═══ Source material ═══

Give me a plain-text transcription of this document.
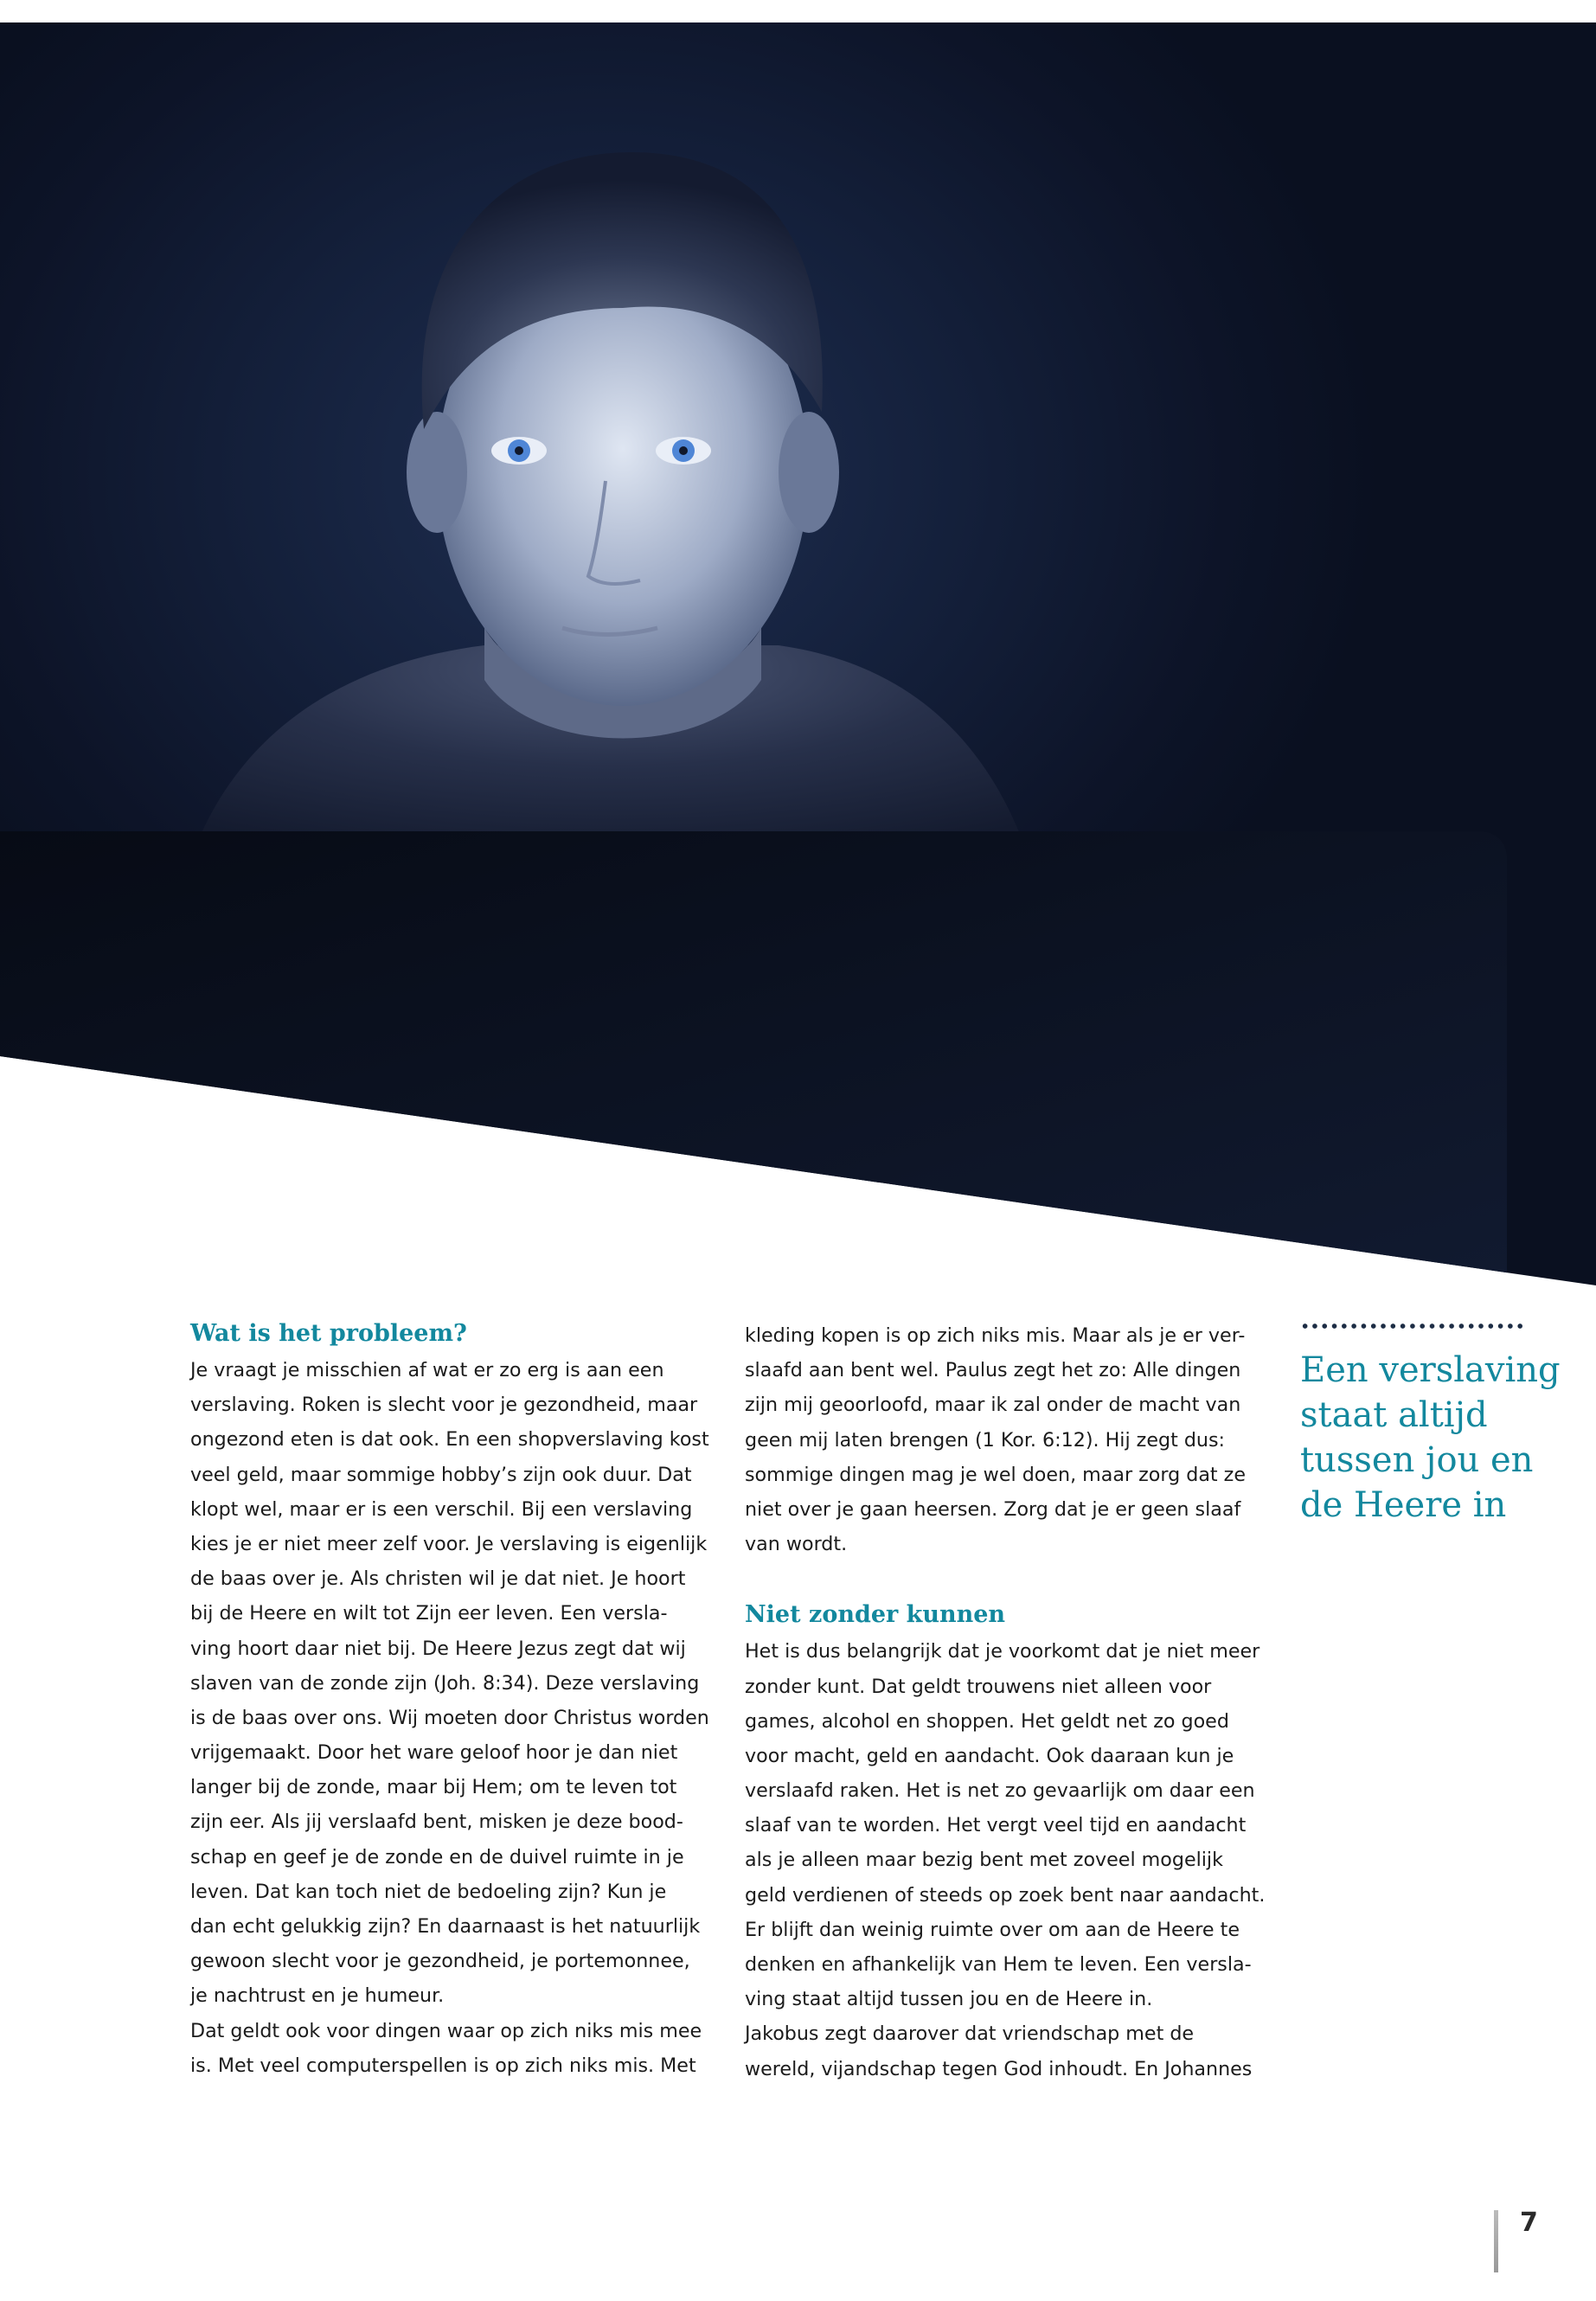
Wat is het probleem?
Je vraagt je misschien af wat er zo erg is aan een
verslaving. Roken is slecht voor je gezondheid, maar
ongezond eten is dat ook. En een shopverslaving kost
veel geld, maar sommige hobby’s zijn ook duur. Dat
klopt wel, maar er is een verschil. Bij een verslaving
kies je er niet meer zelf voor. Je verslaving is eigenlijk
de baas over je. Als christen wil je dat niet. Je hoort
bij de Heere en wilt tot Zijn eer leven. Een versla-
ving hoort daar niet bij. De Heere Jezus zegt dat wij
slaven van de zonde zijn (Joh. 8:34). Deze verslaving
is de baas over ons. Wij moeten door Christus worden
vrijgemaakt. Door het ware geloof hoor je dan niet
langer bij de zonde, maar bij Hem; om te leven tot
zijn eer. Als jij verslaafd bent, misken je deze bood-
schap en geef je de zonde en de duivel ruimte in je
leven. Dat kan toch niet de bedoeling zijn? Kun je
dan echt gelukkig zijn? En daarnaast is het natuurlijk
gewoon slecht voor je gezondheid, je portemonnee,
je nachtrust en je humeur.
Dat geldt ook voor dingen waar op zich niks mis mee
is. Met veel computerspellen is op zich niks mis. Met
kleding kopen is op zich niks mis. Maar als je er ver-
slaafd aan bent wel. Paulus zegt het zo: Alle dingen
zijn mij geoorloofd, maar ik zal onder de macht van
geen mij laten brengen (1 Kor. 6:12). Hij zegt dus:
sommige dingen mag je wel doen, maar zorg dat ze
niet over je gaan heersen. Zorg dat je er geen slaaf
van wordt.
Niet zonder kunnen
Het is dus belangrijk dat je voorkomt dat je niet meer
zonder kunt. Dat geldt trouwens niet alleen voor
games, alcohol en shoppen. Het geldt net zo goed
voor macht, geld en aandacht. Ook daaraan kun je
verslaafd raken. Het is net zo gevaarlijk om daar een
slaaf van te worden. Het vergt veel tijd en aandacht
als je alleen maar bezig bent met zoveel mogelijk
geld verdienen of steeds op zoek bent naar aandacht.
Er blijft dan weinig ruimte over om aan de Heere te
denken en afhankelijk van Hem te leven. Een versla-
ving staat altijd tussen jou en de Heere in.
Jakobus zegt daarover dat vriendschap met de
wereld, vijandschap tegen God inhoudt. En Johannes
Een verslaving
staat altijd
tussen jou en
de Heere in
7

═══

**Do this:** Set down the records in full and exactly. Do not carry over any image.

**Written answer:**
Give me a plain-text transcription of this document.
Wat is het probleem?
Je vraagt je misschien af wat er zo erg is aan een
verslaving. Roken is slecht voor je gezondheid, maar
ongezond eten is dat ook. En een shopverslaving kost
veel geld, maar sommige hobby’s zijn ook duur. Dat
klopt wel, maar er is een verschil. Bij een verslaving
kies je er niet meer zelf voor. Je verslaving is eigenlijk
de baas over je. Als christen wil je dat niet. Je hoort
bij de Heere en wilt tot Zijn eer leven. Een versla-
ving hoort daar niet bij. De Heere Jezus zegt dat wij
slaven van de zonde zijn (Joh. 8:34). Deze verslaving
is de baas over ons. Wij moeten door Christus worden
vrijgemaakt. Door het ware geloof hoor je dan niet
langer bij de zonde, maar bij Hem; om te leven tot
zijn eer. Als jij verslaafd bent, misken je deze bood-
schap en geef je de zonde en de duivel ruimte in je
leven. Dat kan toch niet de bedoeling zijn? Kun je
dan echt gelukkig zijn? En daarnaast is het natuurlijk
gewoon slecht voor je gezondheid, je portemonnee,
je nachtrust en je humeur.
Dat geldt ook voor dingen waar op zich niks mis mee
is. Met veel computerspellen is op zich niks mis. Met
kleding kopen is op zich niks mis. Maar als je er ver-
slaafd aan bent wel. Paulus zegt het zo: Alle dingen
zijn mij geoorloofd, maar ik zal onder de macht van
geen mij laten brengen (1 Kor. 6:12). Hij zegt dus:
sommige dingen mag je wel doen, maar zorg dat ze
niet over je gaan heersen. Zorg dat je er geen slaaf
van wordt.
Niet zonder kunnen
Het is dus belangrijk dat je voorkomt dat je niet meer
zonder kunt. Dat geldt trouwens niet alleen voor
games, alcohol en shoppen. Het geldt net zo goed
voor macht, geld en aandacht. Ook daaraan kun je
verslaafd raken. Het is net zo gevaarlijk om daar een
slaaf van te worden. Het vergt veel tijd en aandacht
als je alleen maar bezig bent met zoveel mogelijk
geld verdienen of steeds op zoek bent naar aandacht.
Er blijft dan weinig ruimte over om aan de Heere te
denken en afhankelijk van Hem te leven. Een versla-
ving staat altijd tussen jou en de Heere in.
Jakobus zegt daarover dat vriendschap met de
wereld, vijandschap tegen God inhoudt. En Johannes
Een verslaving
staat altijd
tussen jou en
de Heere in
7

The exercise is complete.